Given task. Copy every line in the records below that contains the word "раздела".

Records for processing.
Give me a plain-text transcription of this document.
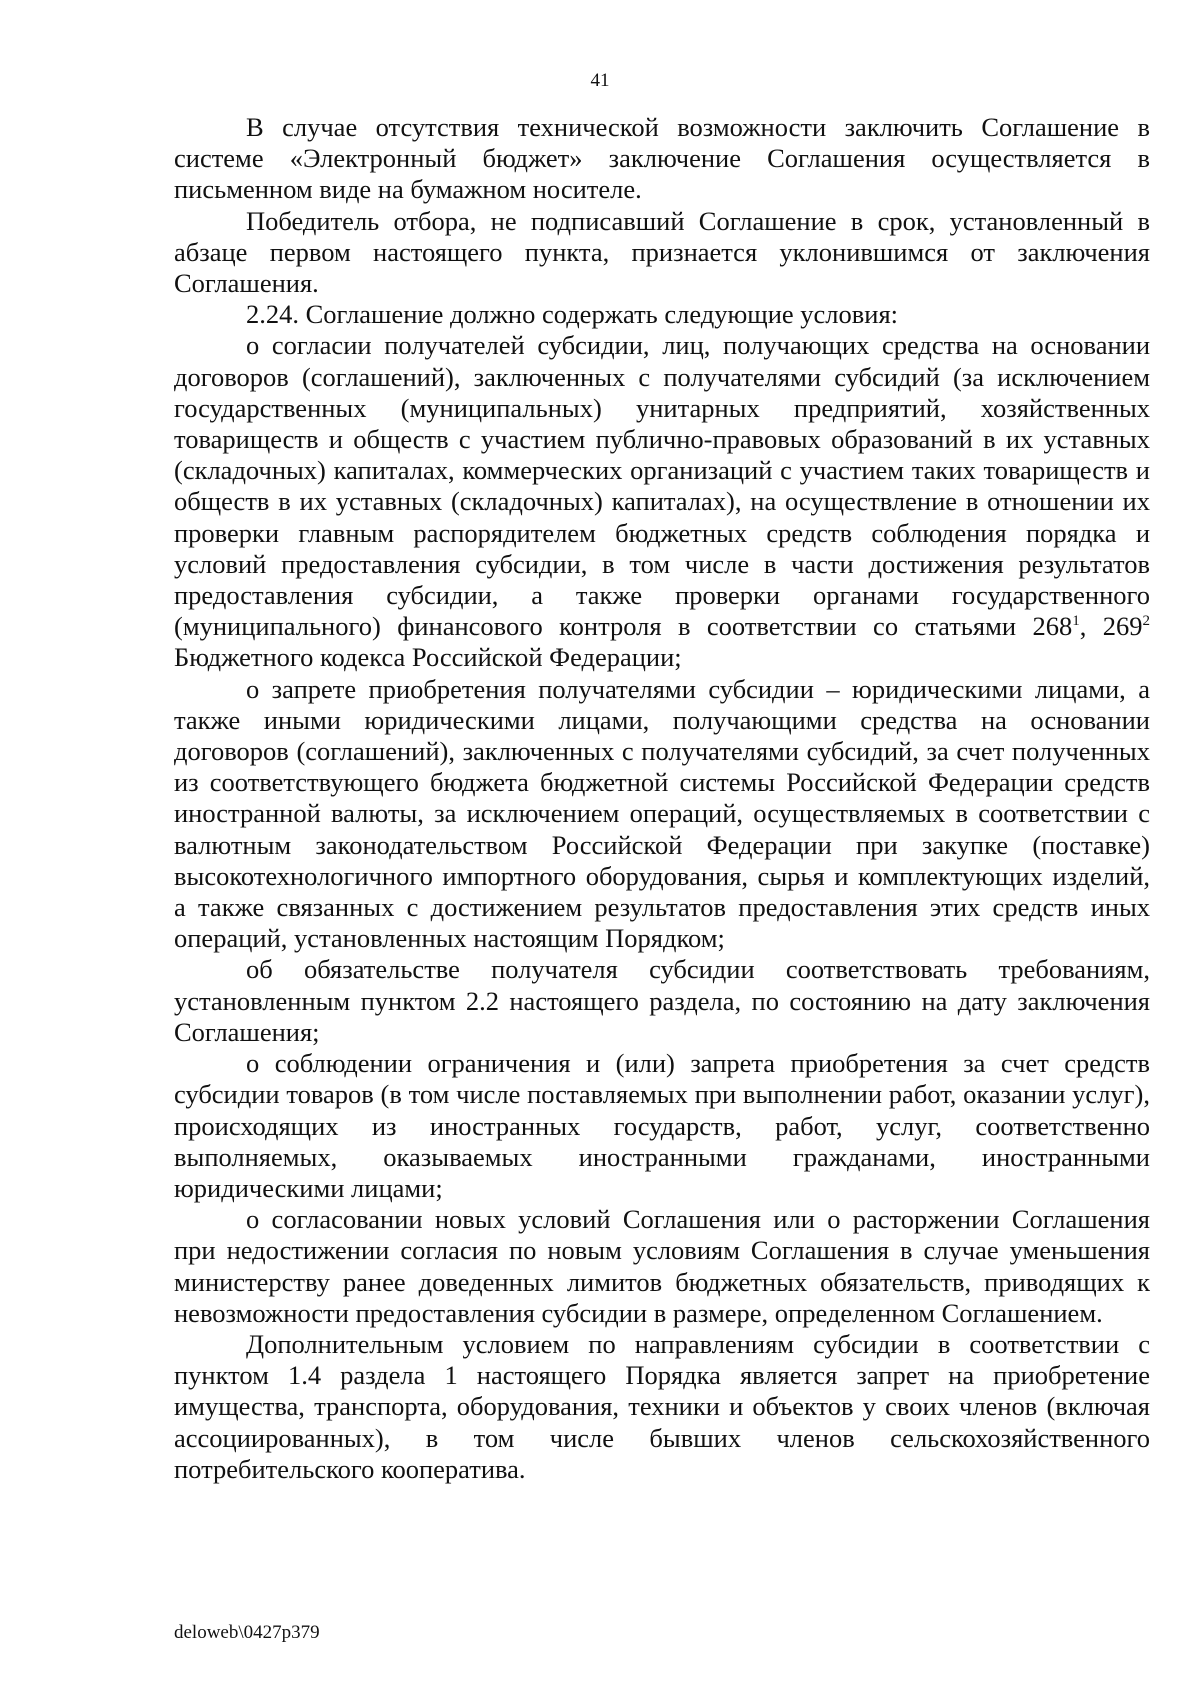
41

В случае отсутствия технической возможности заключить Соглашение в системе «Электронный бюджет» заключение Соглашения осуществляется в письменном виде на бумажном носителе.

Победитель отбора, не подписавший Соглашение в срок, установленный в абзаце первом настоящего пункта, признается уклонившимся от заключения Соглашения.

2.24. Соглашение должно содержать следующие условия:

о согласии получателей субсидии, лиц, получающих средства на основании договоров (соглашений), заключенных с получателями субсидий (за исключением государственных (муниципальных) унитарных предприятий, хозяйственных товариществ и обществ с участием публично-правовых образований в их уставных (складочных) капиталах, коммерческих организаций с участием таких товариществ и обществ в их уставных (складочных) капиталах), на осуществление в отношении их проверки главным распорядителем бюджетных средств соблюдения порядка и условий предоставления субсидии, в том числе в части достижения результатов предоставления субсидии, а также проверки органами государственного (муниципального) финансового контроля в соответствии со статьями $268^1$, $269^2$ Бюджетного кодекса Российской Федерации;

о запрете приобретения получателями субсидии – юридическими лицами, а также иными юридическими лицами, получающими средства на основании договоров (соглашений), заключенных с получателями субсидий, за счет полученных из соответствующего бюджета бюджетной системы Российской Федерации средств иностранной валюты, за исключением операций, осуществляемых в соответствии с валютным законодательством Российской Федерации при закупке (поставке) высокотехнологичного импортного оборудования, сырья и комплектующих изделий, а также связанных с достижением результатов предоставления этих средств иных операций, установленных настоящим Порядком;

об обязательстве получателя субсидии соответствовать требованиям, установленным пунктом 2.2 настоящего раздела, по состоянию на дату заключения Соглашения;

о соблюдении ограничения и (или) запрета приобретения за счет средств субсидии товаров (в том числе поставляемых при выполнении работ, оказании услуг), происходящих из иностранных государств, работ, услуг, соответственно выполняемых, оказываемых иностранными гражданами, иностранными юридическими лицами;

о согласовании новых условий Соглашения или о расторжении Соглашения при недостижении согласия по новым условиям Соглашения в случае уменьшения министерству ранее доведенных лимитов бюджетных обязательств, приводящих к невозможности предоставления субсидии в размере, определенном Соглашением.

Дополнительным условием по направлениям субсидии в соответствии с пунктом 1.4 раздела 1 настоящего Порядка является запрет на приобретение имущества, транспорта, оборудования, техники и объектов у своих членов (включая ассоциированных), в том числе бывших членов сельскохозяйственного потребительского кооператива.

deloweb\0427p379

==

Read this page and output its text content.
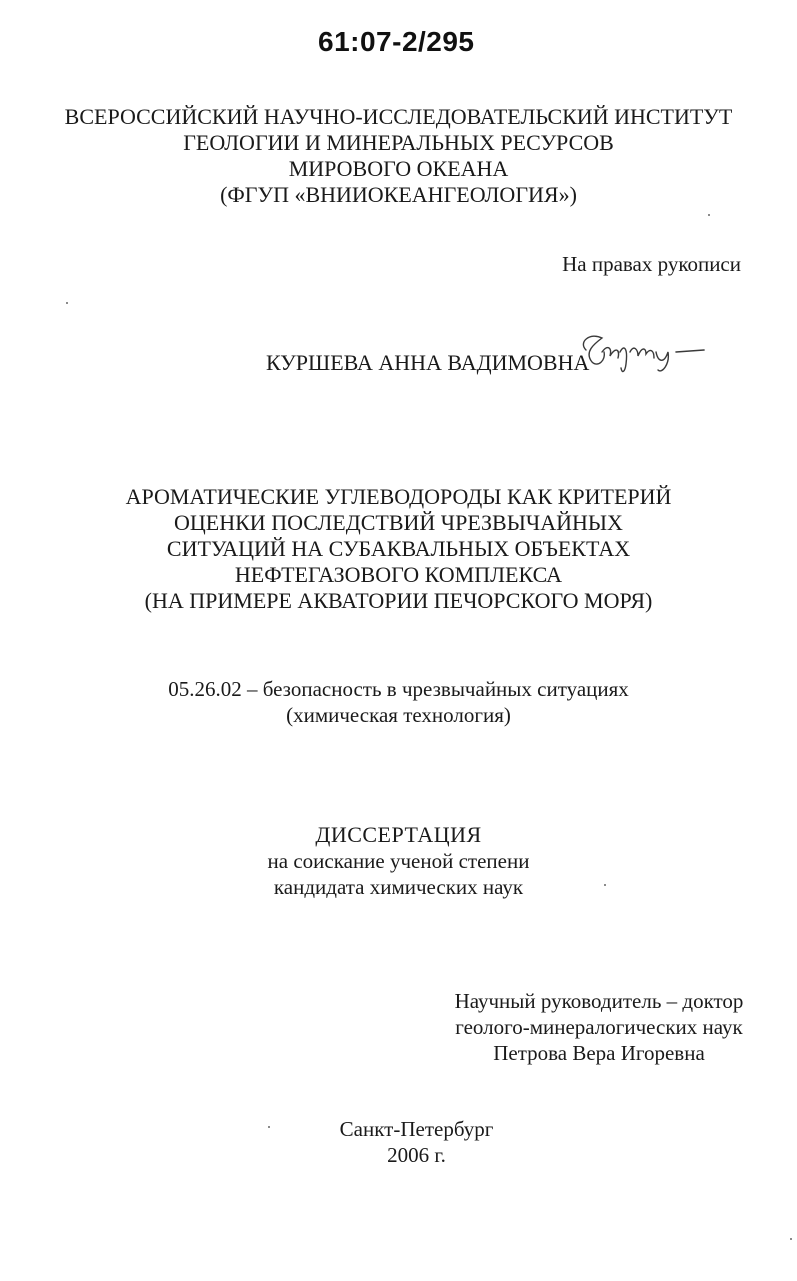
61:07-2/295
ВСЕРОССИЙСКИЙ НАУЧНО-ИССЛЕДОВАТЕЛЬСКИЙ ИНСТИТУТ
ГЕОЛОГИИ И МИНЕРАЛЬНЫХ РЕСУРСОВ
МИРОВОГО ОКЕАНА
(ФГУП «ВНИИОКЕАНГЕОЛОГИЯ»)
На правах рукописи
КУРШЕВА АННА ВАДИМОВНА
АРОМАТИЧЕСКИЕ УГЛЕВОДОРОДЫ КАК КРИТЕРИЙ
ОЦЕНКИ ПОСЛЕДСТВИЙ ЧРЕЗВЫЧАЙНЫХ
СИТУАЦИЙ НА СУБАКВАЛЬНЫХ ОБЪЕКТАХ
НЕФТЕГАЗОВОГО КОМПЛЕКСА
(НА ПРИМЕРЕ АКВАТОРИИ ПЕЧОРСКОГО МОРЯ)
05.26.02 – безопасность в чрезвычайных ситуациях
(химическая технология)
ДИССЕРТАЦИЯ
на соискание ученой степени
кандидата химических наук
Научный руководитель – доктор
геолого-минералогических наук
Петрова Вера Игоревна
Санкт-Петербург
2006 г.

--

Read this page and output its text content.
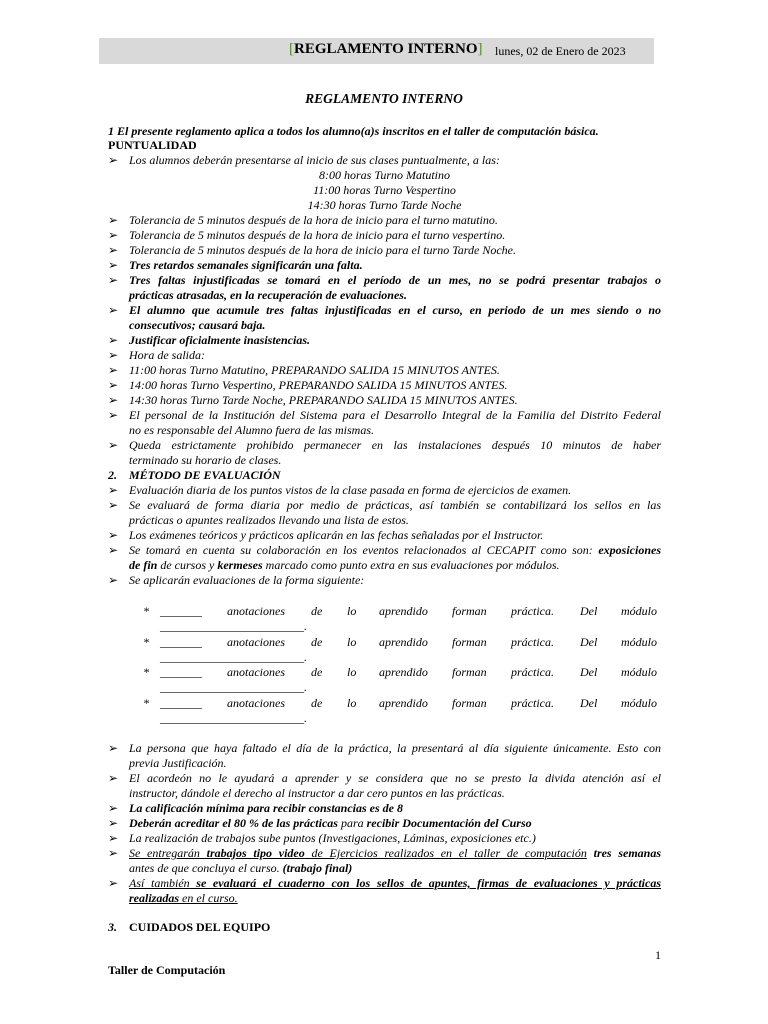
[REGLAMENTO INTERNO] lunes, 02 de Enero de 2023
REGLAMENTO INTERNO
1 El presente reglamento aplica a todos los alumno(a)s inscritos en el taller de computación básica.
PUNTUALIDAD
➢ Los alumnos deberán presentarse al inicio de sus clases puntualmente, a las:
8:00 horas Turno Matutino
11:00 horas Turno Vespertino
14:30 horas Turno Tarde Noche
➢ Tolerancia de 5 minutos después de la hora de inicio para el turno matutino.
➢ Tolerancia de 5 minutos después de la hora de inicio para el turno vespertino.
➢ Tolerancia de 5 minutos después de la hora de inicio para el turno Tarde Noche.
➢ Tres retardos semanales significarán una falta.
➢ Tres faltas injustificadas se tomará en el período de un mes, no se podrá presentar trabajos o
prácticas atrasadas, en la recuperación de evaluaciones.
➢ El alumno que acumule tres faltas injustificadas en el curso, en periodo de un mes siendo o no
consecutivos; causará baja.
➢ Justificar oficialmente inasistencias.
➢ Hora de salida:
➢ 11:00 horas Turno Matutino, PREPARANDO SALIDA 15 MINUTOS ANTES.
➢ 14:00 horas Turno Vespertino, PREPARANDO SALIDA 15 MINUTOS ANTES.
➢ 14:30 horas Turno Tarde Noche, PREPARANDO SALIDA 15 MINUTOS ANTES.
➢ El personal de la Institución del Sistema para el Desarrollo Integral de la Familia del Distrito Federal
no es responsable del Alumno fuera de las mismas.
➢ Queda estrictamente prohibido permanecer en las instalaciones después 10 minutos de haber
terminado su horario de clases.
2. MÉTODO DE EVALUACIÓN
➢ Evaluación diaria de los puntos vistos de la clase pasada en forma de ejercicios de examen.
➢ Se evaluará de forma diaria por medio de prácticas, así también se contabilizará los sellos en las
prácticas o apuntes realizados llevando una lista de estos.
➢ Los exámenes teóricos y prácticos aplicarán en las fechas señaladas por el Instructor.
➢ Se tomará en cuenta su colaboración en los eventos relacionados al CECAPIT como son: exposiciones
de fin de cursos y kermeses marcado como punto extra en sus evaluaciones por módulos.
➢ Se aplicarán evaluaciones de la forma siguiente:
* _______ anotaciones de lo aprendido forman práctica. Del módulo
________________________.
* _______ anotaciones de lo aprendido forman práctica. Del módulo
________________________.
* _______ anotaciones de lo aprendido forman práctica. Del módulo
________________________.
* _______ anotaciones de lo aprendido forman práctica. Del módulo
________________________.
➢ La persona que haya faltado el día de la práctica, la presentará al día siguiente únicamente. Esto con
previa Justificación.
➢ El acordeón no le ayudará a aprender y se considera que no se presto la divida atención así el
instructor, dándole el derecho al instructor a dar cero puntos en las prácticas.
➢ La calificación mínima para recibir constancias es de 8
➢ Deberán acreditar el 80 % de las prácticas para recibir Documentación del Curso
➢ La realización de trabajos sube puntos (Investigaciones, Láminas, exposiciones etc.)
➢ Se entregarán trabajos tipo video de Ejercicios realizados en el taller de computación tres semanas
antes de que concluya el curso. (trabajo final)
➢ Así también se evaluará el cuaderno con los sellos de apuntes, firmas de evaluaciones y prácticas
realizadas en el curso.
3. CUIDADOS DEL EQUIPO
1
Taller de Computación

Exercise output.
об обязательстве получателя субсидии соответствовать требованиям, установленным пунктом 2.2 настоящего раздела, по состоянию на дату заключения Соглашения;
Дополнительным условием по направлениям субсидии в соответствии с пунктом 1.4 раздела 1 настоящего Порядка является запрет на приобретение имущества, транспорта, оборудования, техники и объектов у своих членов (включая ассоциированных), в том числе бывших членов сельскохозяйственного потребительского кооператива.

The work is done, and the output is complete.